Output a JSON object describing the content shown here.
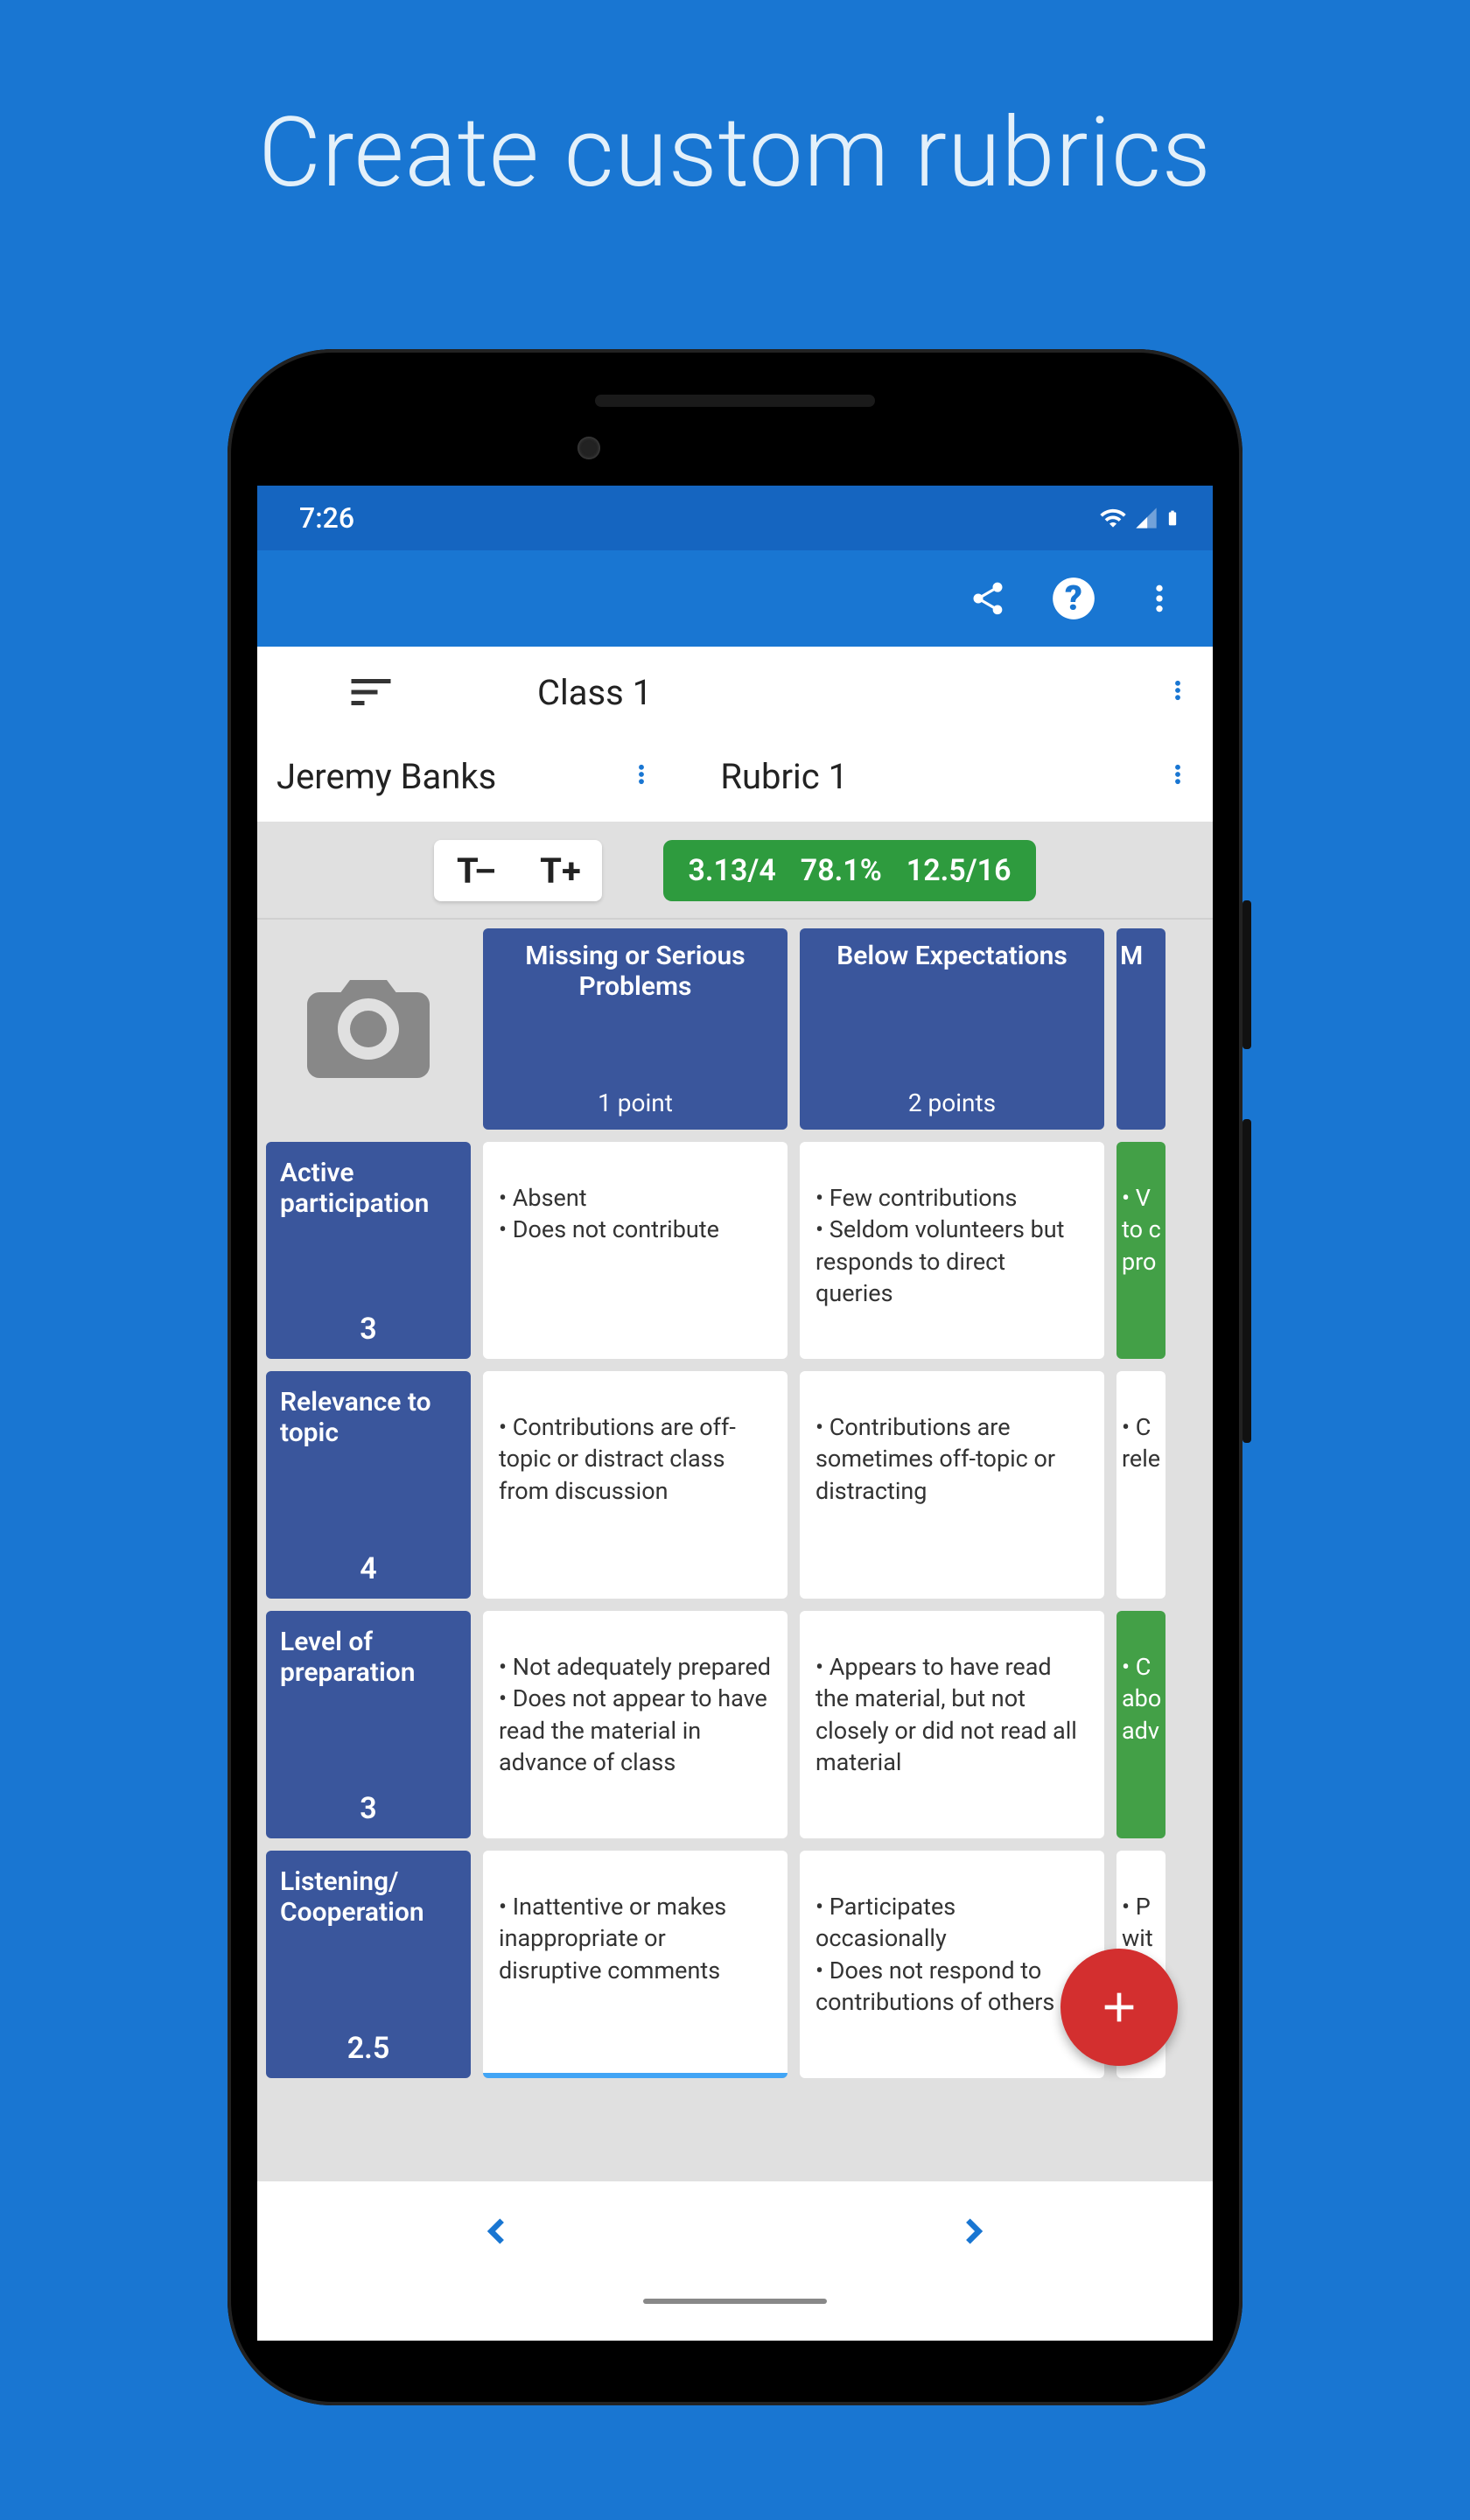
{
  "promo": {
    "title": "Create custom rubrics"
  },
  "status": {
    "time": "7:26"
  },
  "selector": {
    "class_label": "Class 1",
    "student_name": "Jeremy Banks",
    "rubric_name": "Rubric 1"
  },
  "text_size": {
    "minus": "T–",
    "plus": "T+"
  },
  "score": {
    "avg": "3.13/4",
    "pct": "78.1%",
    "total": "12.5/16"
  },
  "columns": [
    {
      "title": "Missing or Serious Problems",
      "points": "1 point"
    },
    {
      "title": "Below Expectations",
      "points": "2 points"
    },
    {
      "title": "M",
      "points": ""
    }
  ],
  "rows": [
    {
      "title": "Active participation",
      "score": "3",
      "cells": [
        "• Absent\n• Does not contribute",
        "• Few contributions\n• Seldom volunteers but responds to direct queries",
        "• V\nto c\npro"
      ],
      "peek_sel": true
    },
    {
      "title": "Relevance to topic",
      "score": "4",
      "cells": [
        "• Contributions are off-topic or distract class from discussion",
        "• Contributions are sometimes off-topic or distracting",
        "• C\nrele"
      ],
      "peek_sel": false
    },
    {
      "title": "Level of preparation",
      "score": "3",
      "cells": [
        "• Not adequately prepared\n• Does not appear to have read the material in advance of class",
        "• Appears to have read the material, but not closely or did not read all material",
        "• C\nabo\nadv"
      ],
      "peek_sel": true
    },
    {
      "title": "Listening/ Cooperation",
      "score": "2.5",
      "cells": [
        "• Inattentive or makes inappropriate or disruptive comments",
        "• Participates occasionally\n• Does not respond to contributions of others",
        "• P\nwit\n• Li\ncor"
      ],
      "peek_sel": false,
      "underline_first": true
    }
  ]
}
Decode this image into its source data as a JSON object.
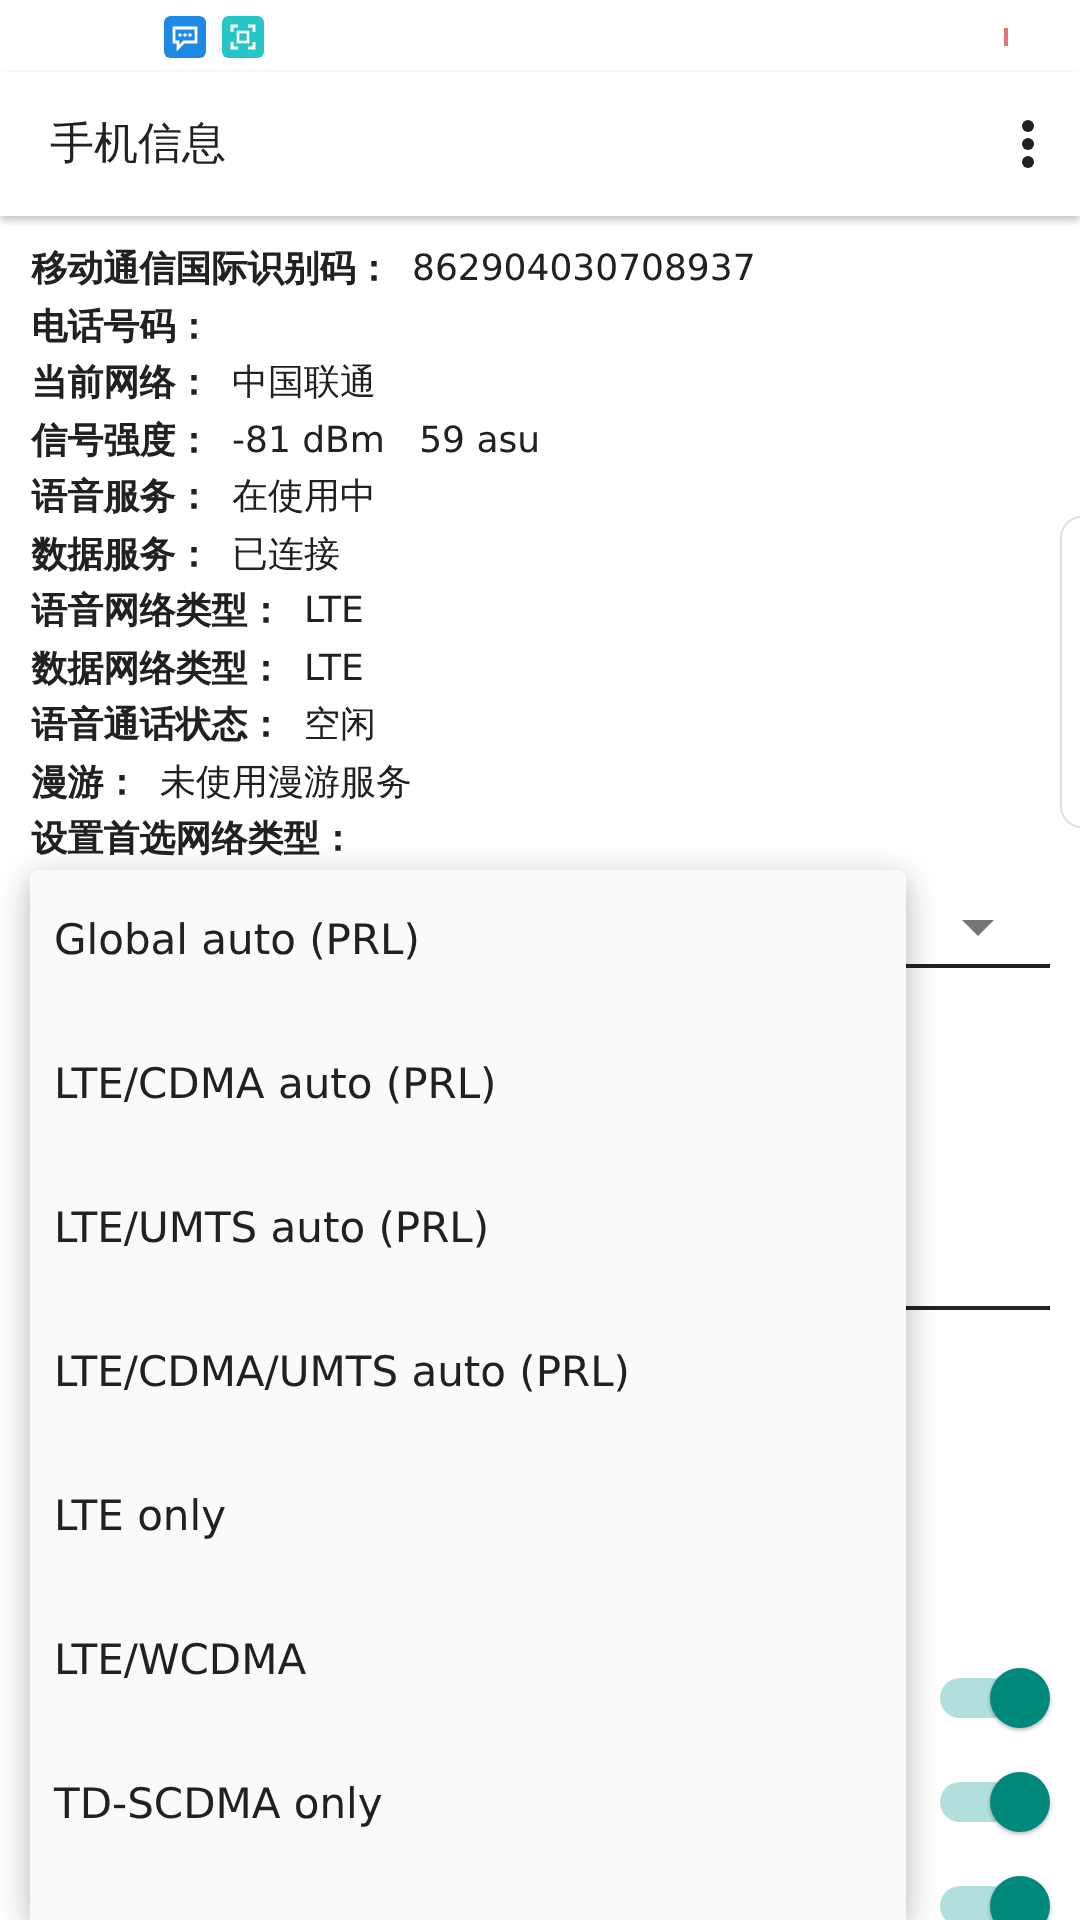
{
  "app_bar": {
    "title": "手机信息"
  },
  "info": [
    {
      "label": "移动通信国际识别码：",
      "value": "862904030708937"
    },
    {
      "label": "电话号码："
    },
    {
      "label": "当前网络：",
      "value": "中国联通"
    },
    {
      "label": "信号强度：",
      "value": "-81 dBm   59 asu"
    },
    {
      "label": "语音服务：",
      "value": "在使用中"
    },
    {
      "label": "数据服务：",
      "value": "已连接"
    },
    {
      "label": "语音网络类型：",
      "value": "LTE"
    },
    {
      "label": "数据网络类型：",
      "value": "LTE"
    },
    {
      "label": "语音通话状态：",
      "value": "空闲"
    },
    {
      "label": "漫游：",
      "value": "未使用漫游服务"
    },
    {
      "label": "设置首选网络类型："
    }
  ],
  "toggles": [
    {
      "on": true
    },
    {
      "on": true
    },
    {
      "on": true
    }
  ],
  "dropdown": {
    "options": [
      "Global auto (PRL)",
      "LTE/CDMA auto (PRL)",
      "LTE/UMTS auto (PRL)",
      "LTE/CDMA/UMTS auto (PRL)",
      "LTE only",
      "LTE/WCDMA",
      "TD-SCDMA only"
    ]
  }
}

^^^^^^^^^^^^^^^^

▸ Your task:
Leave out the pictures, and please output only the lines from the line that contains "Decode this image" through the end of the data, both ends included.

▸ Complete output:
Decode this image into its source data as a JSON object.
{
  "app_bar": {
    "title": "手机信息"
  },
  "info": [
    {
      "label": "移动通信国际识别码：",
      "value": "862904030708937"
    },
    {
      "label": "电话号码："
    },
    {
      "label": "当前网络：",
      "value": "中国联通"
    },
    {
      "label": "信号强度：",
      "value": "-81 dBm   59 asu"
    },
    {
      "label": "语音服务：",
      "value": "在使用中"
    },
    {
      "label": "数据服务：",
      "value": "已连接"
    },
    {
      "label": "语音网络类型：",
      "value": "LTE"
    },
    {
      "label": "数据网络类型：",
      "value": "LTE"
    },
    {
      "label": "语音通话状态：",
      "value": "空闲"
    },
    {
      "label": "漫游：",
      "value": "未使用漫游服务"
    },
    {
      "label": "设置首选网络类型："
    }
  ],
  "toggles": [
    {
      "on": true
    },
    {
      "on": true
    },
    {
      "on": true
    }
  ],
  "dropdown": {
    "options": [
      "Global auto (PRL)",
      "LTE/CDMA auto (PRL)",
      "LTE/UMTS auto (PRL)",
      "LTE/CDMA/UMTS auto (PRL)",
      "LTE only",
      "LTE/WCDMA",
      "TD-SCDMA only"
    ]
  }
}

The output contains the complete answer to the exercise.